Task to complete >> Quote the whole listing exactly. Leave the pictures out of your copy.

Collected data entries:

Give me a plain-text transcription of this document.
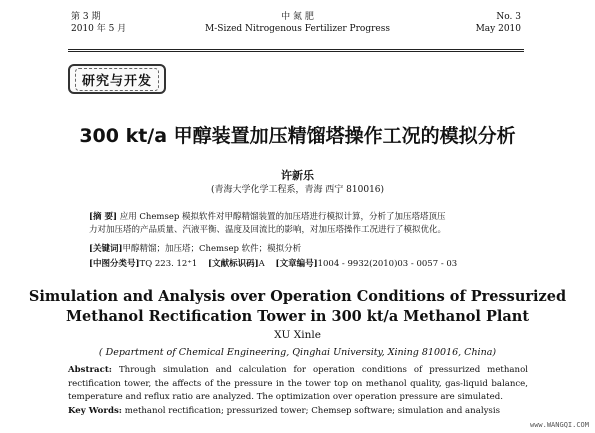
第 3 期
2010 年 5 月
中 氮 肥
M-Sized Nitrogenous Fertilizer Progress
No. 3
May 2010
研究与开发
300 kt/a 甲醇装置加压精馏塔操作工况的模拟分析
许新乐
(青海大学化学工程系，青海 西宁 810016)
[摘 要] 应用 Chemsep 模拟软件对甲醇精馏装置的加压塔进行模拟计算，分析了加压塔塔顶压
力对加压塔的产品质量、汽液平衡、温度及回流比的影响，对加压塔操作工况进行了模拟优化。
[关键词]甲醇精馏；加压塔；Chemsep 软件；模拟分析
[中图分类号]TQ 223. 12⁺1 [文献标识码]A [文章编号]1004 - 9932(2010)03 - 0057 - 03
Simulation and Analysis over Operation Conditions of Pressurized
Methanol Rectification Tower in 300 kt/a Methanol Plant
XU Xinle
( Department of Chemical Engineering, Qinghai University, Xining 810016, China)
Abstract: Through simulation and calculation for operation conditions of pressurized methanol rectification tower, the affects of the pressure in the tower top on methanol quality, gas-liquid balance, temperature and reflux ratio are analyzed. The optimization over operation pressure are simulated.
Key Words: methanol rectification; pressurized tower; Chemsep software; simulation and analysis
www.WANGQI.COM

Task solution >>
Give me a plain-text transcription of this document.
第 3 期
2010 年 5 月
中 氮 肥
M-Sized Nitrogenous Fertilizer Progress
No. 3
May 2010
研究与开发
300 kt/a 甲醇装置加压精馏塔操作工况的模拟分析
许新乐
(青海大学化学工程系，青海 西宁 810016)
[摘 要] 应用 Chemsep 模拟软件对甲醇精馏装置的加压塔进行模拟计算，分析了加压塔塔顶压
力对加压塔的产品质量、汽液平衡、温度及回流比的影响，对加压塔操作工况进行了模拟优化。
[关键词]甲醇精馏；加压塔；Chemsep 软件；模拟分析
[中图分类号]TQ 223. 12⁺1 [文献标识码]A [文章编号]1004 - 9932(2010)03 - 0057 - 03
Simulation and Analysis over Operation Conditions of Pressurized
Methanol Rectification Tower in 300 kt/a Methanol Plant
XU Xinle
( Department of Chemical Engineering, Qinghai University, Xining 810016, China)
Abstract: Through simulation and calculation for operation conditions of pressurized methanol rectification tower, the affects of the pressure in the tower top on methanol quality, gas-liquid balance, temperature and reflux ratio are analyzed. The optimization over operation pressure are simulated.
Key Words: methanol rectification; pressurized tower; Chemsep software; simulation and analysis
www.WANGQI.COM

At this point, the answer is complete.